# [What the task requires]
Write out all the entries word for word and omit any pictures.

>> Begin

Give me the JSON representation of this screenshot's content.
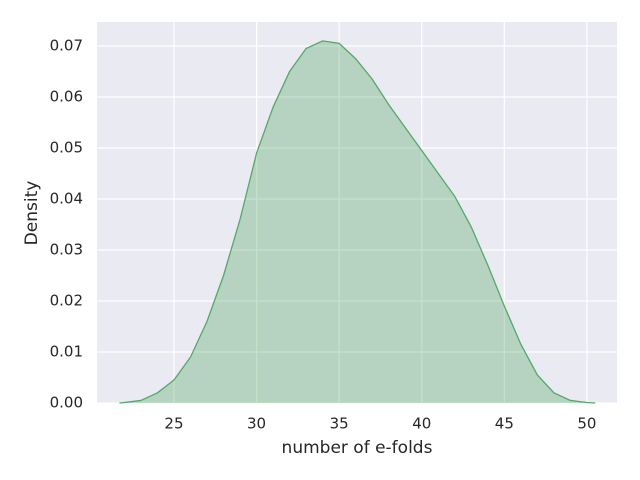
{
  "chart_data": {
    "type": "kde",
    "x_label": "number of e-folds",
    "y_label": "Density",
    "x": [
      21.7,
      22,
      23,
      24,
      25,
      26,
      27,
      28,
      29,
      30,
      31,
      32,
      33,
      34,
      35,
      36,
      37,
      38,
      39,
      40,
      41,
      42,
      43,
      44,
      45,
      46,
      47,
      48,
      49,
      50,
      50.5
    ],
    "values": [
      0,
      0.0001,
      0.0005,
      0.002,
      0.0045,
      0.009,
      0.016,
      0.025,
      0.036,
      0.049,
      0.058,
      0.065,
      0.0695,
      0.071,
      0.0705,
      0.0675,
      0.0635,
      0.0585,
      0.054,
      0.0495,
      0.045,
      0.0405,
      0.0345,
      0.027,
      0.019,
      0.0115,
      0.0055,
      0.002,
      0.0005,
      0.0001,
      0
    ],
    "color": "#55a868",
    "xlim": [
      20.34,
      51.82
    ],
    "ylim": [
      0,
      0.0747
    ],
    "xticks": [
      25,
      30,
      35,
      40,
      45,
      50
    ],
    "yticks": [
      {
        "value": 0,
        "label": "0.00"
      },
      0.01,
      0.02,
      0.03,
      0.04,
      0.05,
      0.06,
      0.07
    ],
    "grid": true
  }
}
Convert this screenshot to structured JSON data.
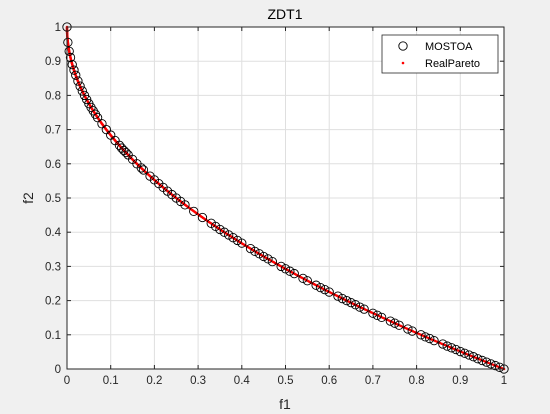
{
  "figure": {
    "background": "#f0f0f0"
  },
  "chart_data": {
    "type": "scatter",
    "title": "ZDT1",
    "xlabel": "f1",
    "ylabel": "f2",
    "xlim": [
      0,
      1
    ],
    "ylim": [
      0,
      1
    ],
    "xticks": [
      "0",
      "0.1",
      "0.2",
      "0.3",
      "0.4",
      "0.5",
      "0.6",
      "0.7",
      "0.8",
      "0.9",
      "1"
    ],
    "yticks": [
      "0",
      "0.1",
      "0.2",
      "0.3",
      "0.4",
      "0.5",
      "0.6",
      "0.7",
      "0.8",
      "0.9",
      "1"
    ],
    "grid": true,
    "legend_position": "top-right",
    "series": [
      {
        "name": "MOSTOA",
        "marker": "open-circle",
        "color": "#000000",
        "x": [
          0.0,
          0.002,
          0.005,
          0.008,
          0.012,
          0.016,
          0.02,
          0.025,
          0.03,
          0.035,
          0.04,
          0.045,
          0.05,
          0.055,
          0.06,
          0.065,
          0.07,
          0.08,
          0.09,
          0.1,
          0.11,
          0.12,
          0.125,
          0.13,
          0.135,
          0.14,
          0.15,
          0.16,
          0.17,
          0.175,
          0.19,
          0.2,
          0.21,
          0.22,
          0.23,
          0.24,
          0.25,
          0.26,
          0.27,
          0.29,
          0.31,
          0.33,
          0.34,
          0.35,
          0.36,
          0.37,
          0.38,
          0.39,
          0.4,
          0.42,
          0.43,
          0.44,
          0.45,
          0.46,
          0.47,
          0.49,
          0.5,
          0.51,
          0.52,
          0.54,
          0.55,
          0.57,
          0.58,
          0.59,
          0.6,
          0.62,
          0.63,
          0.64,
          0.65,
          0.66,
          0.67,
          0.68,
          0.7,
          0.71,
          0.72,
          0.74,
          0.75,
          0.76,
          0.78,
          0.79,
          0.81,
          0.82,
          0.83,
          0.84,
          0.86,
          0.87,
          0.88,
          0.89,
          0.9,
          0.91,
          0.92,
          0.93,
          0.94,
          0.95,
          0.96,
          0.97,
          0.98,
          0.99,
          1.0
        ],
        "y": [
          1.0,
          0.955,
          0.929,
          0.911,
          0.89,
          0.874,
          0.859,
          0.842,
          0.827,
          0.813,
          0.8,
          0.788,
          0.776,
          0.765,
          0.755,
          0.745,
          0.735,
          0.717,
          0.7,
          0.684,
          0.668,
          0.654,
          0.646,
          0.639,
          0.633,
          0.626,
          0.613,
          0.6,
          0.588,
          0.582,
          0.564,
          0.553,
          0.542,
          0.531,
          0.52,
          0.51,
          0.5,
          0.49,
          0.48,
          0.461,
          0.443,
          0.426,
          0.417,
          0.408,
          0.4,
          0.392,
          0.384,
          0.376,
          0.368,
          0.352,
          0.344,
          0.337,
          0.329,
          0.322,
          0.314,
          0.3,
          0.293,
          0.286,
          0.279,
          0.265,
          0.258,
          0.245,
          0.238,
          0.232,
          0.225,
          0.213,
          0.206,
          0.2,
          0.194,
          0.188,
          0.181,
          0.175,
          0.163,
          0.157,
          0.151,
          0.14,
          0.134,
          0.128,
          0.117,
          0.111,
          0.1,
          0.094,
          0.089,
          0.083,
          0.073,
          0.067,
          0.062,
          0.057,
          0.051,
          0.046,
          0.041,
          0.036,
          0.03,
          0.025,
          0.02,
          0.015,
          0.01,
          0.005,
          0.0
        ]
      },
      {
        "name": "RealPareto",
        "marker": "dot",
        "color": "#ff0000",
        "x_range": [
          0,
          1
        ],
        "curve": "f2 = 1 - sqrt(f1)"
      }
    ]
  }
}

>> End

# [Solution]
Give me the JSON representation of this screenshot's content.
{
  "chart_data": {
    "type": "kde",
    "x_label": "number of e-folds",
    "y_label": "Density",
    "x": [
      21.7,
      22,
      23,
      24,
      25,
      26,
      27,
      28,
      29,
      30,
      31,
      32,
      33,
      34,
      35,
      36,
      37,
      38,
      39,
      40,
      41,
      42,
      43,
      44,
      45,
      46,
      47,
      48,
      49,
      50,
      50.5
    ],
    "values": [
      0,
      0.0001,
      0.0005,
      0.002,
      0.0045,
      0.009,
      0.016,
      0.025,
      0.036,
      0.049,
      0.058,
      0.065,
      0.0695,
      0.071,
      0.0705,
      0.0675,
      0.0635,
      0.0585,
      0.054,
      0.0495,
      0.045,
      0.0405,
      0.0345,
      0.027,
      0.019,
      0.0115,
      0.0055,
      0.002,
      0.0005,
      0.0001,
      0
    ],
    "color": "#55a868",
    "xlim": [
      20.34,
      51.82
    ],
    "ylim": [
      0,
      0.0747
    ],
    "xticks": [
      25,
      30,
      35,
      40,
      45,
      50
    ],
    "yticks": [
      {
        "value": 0,
        "label": "0.00"
      },
      0.01,
      0.02,
      0.03,
      0.04,
      0.05,
      0.06,
      0.07
    ],
    "grid": true
  }
}
Convert this screenshot to structured JSON data.
{
  "figure": {
    "background": "#f0f0f0"
  },
  "chart_data": {
    "type": "scatter",
    "title": "ZDT1",
    "xlabel": "f1",
    "ylabel": "f2",
    "xlim": [
      0,
      1
    ],
    "ylim": [
      0,
      1
    ],
    "xticks": [
      "0",
      "0.1",
      "0.2",
      "0.3",
      "0.4",
      "0.5",
      "0.6",
      "0.7",
      "0.8",
      "0.9",
      "1"
    ],
    "yticks": [
      "0",
      "0.1",
      "0.2",
      "0.3",
      "0.4",
      "0.5",
      "0.6",
      "0.7",
      "0.8",
      "0.9",
      "1"
    ],
    "grid": true,
    "legend_position": "top-right",
    "series": [
      {
        "name": "MOSTOA",
        "marker": "open-circle",
        "color": "#000000",
        "x": [
          0.0,
          0.002,
          0.005,
          0.008,
          0.012,
          0.016,
          0.02,
          0.025,
          0.03,
          0.035,
          0.04,
          0.045,
          0.05,
          0.055,
          0.06,
          0.065,
          0.07,
          0.08,
          0.09,
          0.1,
          0.11,
          0.12,
          0.125,
          0.13,
          0.135,
          0.14,
          0.15,
          0.16,
          0.17,
          0.175,
          0.19,
          0.2,
          0.21,
          0.22,
          0.23,
          0.24,
          0.25,
          0.26,
          0.27,
          0.29,
          0.31,
          0.33,
          0.34,
          0.35,
          0.36,
          0.37,
          0.38,
          0.39,
          0.4,
          0.42,
          0.43,
          0.44,
          0.45,
          0.46,
          0.47,
          0.49,
          0.5,
          0.51,
          0.52,
          0.54,
          0.55,
          0.57,
          0.58,
          0.59,
          0.6,
          0.62,
          0.63,
          0.64,
          0.65,
          0.66,
          0.67,
          0.68,
          0.7,
          0.71,
          0.72,
          0.74,
          0.75,
          0.76,
          0.78,
          0.79,
          0.81,
          0.82,
          0.83,
          0.84,
          0.86,
          0.87,
          0.88,
          0.89,
          0.9,
          0.91,
          0.92,
          0.93,
          0.94,
          0.95,
          0.96,
          0.97,
          0.98,
          0.99,
          1.0
        ],
        "y": [
          1.0,
          0.955,
          0.929,
          0.911,
          0.89,
          0.874,
          0.859,
          0.842,
          0.827,
          0.813,
          0.8,
          0.788,
          0.776,
          0.765,
          0.755,
          0.745,
          0.735,
          0.717,
          0.7,
          0.684,
          0.668,
          0.654,
          0.646,
          0.639,
          0.633,
          0.626,
          0.613,
          0.6,
          0.588,
          0.582,
          0.564,
          0.553,
          0.542,
          0.531,
          0.52,
          0.51,
          0.5,
          0.49,
          0.48,
          0.461,
          0.443,
          0.426,
          0.417,
          0.408,
          0.4,
          0.392,
          0.384,
          0.376,
          0.368,
          0.352,
          0.344,
          0.337,
          0.329,
          0.322,
          0.314,
          0.3,
          0.293,
          0.286,
          0.279,
          0.265,
          0.258,
          0.245,
          0.238,
          0.232,
          0.225,
          0.213,
          0.206,
          0.2,
          0.194,
          0.188,
          0.181,
          0.175,
          0.163,
          0.157,
          0.151,
          0.14,
          0.134,
          0.128,
          0.117,
          0.111,
          0.1,
          0.094,
          0.089,
          0.083,
          0.073,
          0.067,
          0.062,
          0.057,
          0.051,
          0.046,
          0.041,
          0.036,
          0.03,
          0.025,
          0.02,
          0.015,
          0.01,
          0.005,
          0.0
        ]
      },
      {
        "name": "RealPareto",
        "marker": "dot",
        "color": "#ff0000",
        "x_range": [
          0,
          1
        ],
        "curve": "f2 = 1 - sqrt(f1)"
      }
    ]
  }
}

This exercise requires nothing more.